→ **Your instructions**
Repeat the entries that follow verbatim, without any of their pictures.

**** Information shown

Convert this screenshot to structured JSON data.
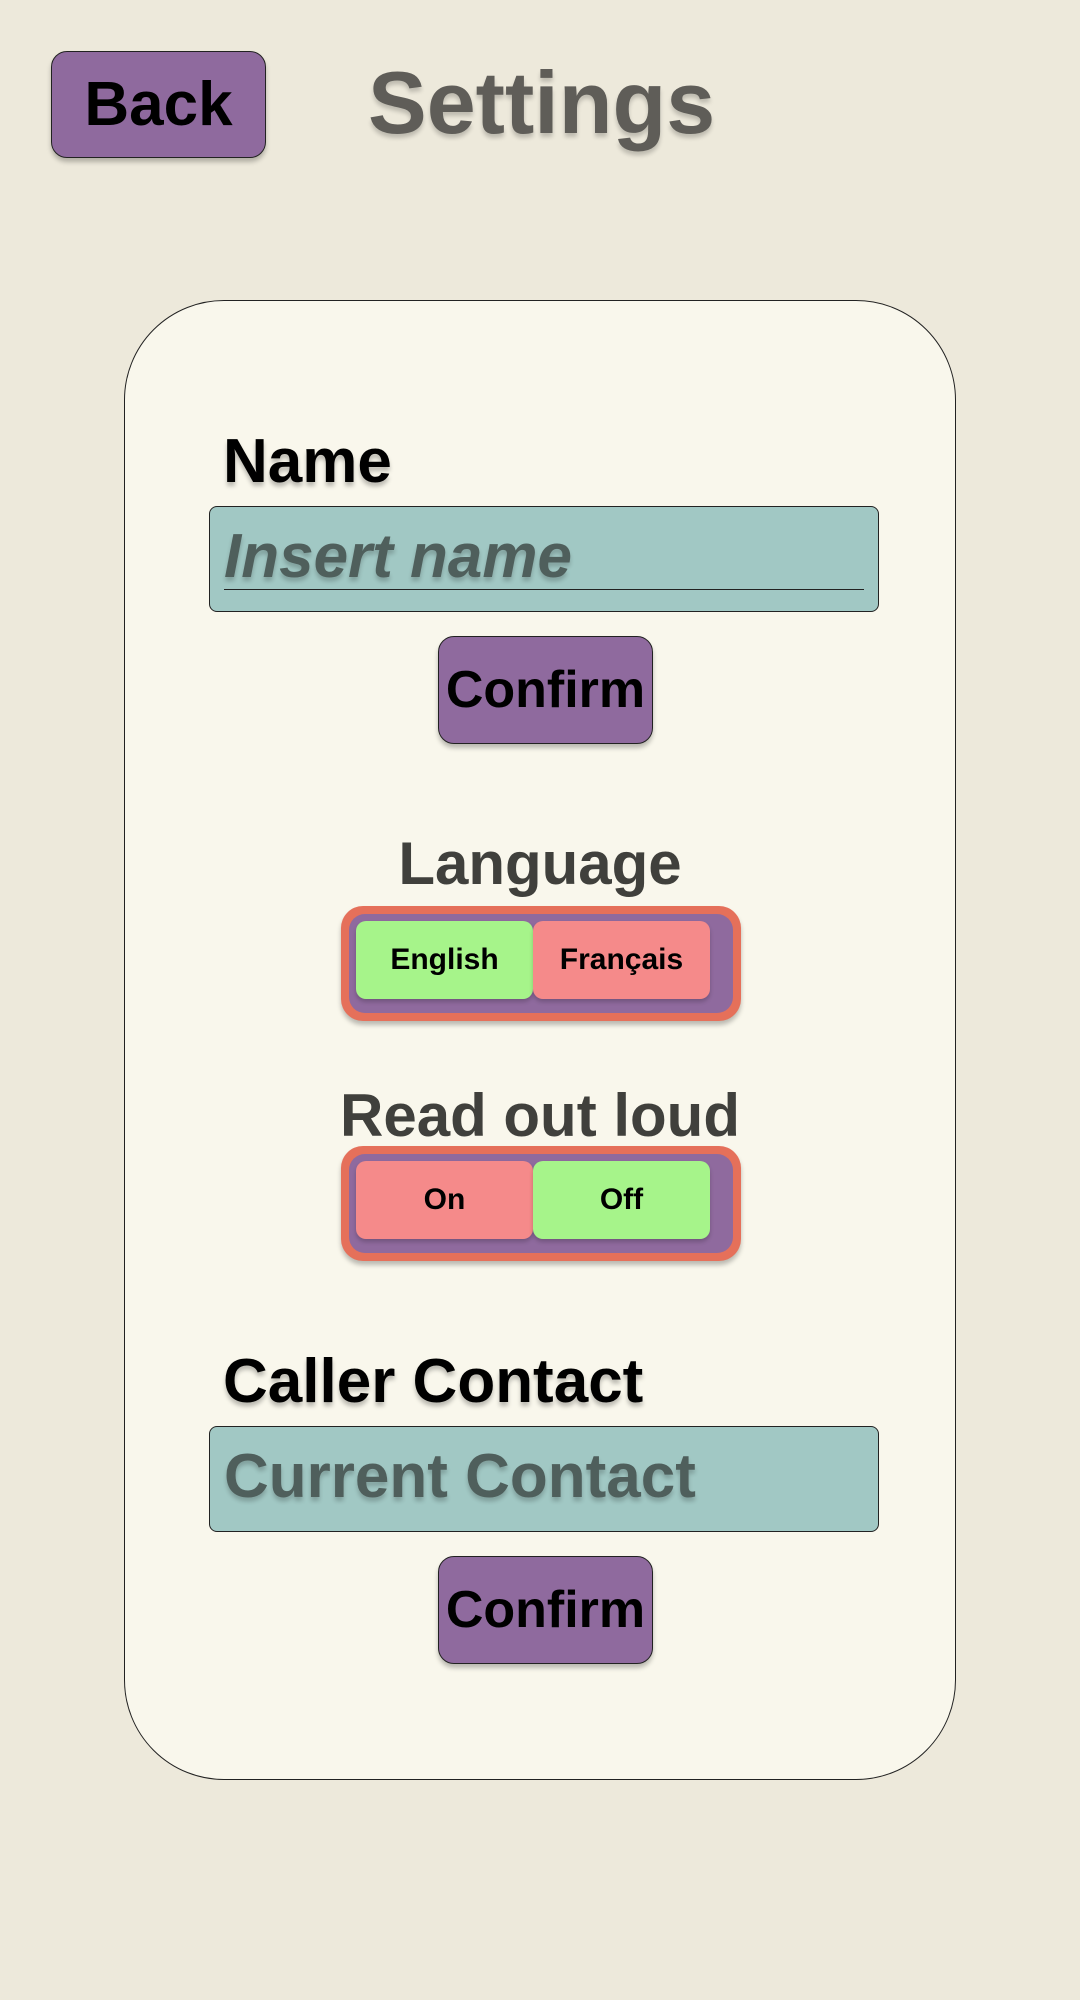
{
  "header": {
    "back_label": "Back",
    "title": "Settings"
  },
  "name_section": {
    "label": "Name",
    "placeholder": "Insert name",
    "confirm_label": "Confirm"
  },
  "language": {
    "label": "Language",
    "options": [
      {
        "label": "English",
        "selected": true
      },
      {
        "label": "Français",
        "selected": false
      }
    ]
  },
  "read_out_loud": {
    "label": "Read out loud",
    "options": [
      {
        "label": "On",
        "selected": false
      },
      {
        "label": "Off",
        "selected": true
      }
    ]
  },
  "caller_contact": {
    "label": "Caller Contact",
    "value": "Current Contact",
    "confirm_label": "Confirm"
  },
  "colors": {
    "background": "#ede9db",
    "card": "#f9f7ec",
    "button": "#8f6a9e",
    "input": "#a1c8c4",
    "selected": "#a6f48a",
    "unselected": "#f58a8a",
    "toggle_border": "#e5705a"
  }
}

********

→ **Full output**
Convert this screenshot to structured JSON data.
{
  "header": {
    "back_label": "Back",
    "title": "Settings"
  },
  "name_section": {
    "label": "Name",
    "placeholder": "Insert name",
    "confirm_label": "Confirm"
  },
  "language": {
    "label": "Language",
    "options": [
      {
        "label": "English",
        "selected": true
      },
      {
        "label": "Français",
        "selected": false
      }
    ]
  },
  "read_out_loud": {
    "label": "Read out loud",
    "options": [
      {
        "label": "On",
        "selected": false
      },
      {
        "label": "Off",
        "selected": true
      }
    ]
  },
  "caller_contact": {
    "label": "Caller Contact",
    "value": "Current Contact",
    "confirm_label": "Confirm"
  },
  "colors": {
    "background": "#ede9db",
    "card": "#f9f7ec",
    "button": "#8f6a9e",
    "input": "#a1c8c4",
    "selected": "#a6f48a",
    "unselected": "#f58a8a",
    "toggle_border": "#e5705a"
  }
}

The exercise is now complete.